§ WORK INSTRUCTIONS
Collect every line of the records below that contains the word "personal".

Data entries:
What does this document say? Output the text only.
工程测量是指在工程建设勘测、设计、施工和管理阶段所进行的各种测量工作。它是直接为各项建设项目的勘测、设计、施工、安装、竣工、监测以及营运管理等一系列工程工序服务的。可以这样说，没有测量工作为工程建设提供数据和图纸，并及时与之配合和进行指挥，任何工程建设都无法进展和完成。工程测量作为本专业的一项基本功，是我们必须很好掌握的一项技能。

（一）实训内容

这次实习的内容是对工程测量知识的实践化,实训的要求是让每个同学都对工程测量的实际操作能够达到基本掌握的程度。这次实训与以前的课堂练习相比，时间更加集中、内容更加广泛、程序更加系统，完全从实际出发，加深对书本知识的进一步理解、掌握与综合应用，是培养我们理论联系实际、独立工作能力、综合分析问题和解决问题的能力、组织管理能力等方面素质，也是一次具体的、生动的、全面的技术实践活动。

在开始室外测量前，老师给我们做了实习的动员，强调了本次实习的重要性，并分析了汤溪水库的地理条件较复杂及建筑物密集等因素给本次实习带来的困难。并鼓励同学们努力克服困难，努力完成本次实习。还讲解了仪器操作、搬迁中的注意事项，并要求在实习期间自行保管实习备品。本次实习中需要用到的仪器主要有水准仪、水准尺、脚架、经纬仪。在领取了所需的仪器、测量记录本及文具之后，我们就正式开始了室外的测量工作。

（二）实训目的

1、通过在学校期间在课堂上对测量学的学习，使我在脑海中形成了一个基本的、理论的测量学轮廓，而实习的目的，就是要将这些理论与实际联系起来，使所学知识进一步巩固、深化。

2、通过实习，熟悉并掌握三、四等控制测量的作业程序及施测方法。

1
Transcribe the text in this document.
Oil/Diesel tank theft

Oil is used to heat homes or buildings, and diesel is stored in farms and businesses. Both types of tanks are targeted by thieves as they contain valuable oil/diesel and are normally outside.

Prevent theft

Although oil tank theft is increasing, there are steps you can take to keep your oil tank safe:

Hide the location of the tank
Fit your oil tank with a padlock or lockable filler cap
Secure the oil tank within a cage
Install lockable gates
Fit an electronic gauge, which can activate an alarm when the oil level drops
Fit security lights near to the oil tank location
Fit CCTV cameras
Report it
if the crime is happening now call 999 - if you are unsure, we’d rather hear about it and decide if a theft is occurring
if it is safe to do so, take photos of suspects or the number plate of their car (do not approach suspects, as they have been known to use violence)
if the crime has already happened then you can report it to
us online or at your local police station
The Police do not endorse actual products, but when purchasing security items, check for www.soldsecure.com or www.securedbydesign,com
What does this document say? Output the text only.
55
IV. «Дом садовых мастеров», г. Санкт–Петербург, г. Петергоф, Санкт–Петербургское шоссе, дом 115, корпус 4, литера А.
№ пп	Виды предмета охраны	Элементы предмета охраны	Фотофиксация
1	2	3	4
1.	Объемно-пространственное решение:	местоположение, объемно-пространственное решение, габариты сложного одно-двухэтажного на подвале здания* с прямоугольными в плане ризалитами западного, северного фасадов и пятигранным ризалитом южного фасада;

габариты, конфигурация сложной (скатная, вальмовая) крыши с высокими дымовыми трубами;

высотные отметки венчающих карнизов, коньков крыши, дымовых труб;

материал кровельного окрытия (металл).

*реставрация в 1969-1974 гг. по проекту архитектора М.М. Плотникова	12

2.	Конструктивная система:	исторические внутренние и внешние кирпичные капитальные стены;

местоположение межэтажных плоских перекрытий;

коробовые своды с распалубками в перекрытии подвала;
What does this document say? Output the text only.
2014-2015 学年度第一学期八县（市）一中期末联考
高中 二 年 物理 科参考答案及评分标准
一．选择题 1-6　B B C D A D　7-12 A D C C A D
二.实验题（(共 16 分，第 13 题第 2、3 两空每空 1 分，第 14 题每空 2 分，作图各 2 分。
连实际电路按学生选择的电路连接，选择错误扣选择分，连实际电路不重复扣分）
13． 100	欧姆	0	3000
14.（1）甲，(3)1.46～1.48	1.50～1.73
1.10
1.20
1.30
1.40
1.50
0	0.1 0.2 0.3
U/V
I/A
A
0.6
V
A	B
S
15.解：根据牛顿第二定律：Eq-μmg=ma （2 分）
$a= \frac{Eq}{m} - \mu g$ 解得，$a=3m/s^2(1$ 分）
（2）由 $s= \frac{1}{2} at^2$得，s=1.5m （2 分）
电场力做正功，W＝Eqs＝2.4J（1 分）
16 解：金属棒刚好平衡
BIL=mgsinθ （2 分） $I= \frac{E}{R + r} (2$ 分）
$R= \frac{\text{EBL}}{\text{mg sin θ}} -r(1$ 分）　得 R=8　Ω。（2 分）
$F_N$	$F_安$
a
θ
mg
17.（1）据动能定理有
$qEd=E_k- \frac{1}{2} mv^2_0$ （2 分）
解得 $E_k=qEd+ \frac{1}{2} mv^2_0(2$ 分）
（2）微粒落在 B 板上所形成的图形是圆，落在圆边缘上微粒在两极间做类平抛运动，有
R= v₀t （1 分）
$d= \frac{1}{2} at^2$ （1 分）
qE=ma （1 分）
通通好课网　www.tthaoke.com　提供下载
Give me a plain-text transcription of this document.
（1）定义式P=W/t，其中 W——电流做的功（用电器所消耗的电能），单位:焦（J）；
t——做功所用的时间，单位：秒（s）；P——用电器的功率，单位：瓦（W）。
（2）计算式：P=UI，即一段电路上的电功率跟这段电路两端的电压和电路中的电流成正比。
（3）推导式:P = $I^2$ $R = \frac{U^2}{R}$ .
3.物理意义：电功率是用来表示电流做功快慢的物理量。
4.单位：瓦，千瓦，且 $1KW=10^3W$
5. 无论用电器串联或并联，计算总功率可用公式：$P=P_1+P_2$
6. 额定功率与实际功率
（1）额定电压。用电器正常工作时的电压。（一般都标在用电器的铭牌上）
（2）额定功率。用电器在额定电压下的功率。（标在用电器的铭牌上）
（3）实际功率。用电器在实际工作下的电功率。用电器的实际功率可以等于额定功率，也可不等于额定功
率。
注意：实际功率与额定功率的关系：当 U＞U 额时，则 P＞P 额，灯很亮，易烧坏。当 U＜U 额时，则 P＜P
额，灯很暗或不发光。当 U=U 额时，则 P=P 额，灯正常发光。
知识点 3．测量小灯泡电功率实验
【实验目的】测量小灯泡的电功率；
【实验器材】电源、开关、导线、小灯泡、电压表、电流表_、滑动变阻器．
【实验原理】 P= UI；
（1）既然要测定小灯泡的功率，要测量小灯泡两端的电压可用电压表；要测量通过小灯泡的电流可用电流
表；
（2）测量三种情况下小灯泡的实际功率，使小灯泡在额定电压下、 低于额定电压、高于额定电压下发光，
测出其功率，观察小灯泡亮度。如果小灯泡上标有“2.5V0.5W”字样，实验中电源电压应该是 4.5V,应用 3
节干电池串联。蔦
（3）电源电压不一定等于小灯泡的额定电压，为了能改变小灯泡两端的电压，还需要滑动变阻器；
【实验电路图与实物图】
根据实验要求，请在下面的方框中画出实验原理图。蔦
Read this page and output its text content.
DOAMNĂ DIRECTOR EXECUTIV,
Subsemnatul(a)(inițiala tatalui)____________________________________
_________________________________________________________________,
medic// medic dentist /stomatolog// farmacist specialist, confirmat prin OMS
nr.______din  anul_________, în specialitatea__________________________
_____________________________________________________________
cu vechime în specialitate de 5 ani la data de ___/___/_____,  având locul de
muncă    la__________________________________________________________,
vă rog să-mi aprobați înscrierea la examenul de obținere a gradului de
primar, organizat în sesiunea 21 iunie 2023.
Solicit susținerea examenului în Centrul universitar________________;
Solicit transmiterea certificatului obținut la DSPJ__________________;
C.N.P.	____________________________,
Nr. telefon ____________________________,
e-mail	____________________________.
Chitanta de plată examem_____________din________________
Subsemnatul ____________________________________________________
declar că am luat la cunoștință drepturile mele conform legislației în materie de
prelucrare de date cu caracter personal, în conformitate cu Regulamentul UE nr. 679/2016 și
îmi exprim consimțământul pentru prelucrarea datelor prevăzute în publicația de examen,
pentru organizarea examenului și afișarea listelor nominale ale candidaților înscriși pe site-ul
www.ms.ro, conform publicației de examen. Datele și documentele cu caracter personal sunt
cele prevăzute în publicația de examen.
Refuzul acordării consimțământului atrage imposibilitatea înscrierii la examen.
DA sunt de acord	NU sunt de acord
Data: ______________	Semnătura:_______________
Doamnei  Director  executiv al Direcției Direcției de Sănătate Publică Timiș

§ OUTPUT OF THE TASK
prelucrare de date cu caracter personal, în conformitate cu Regulamentul UE nr. 679/2016 și
www.ms.ro, conform publicației de examen. Datele și documentele cu caracter personal sunt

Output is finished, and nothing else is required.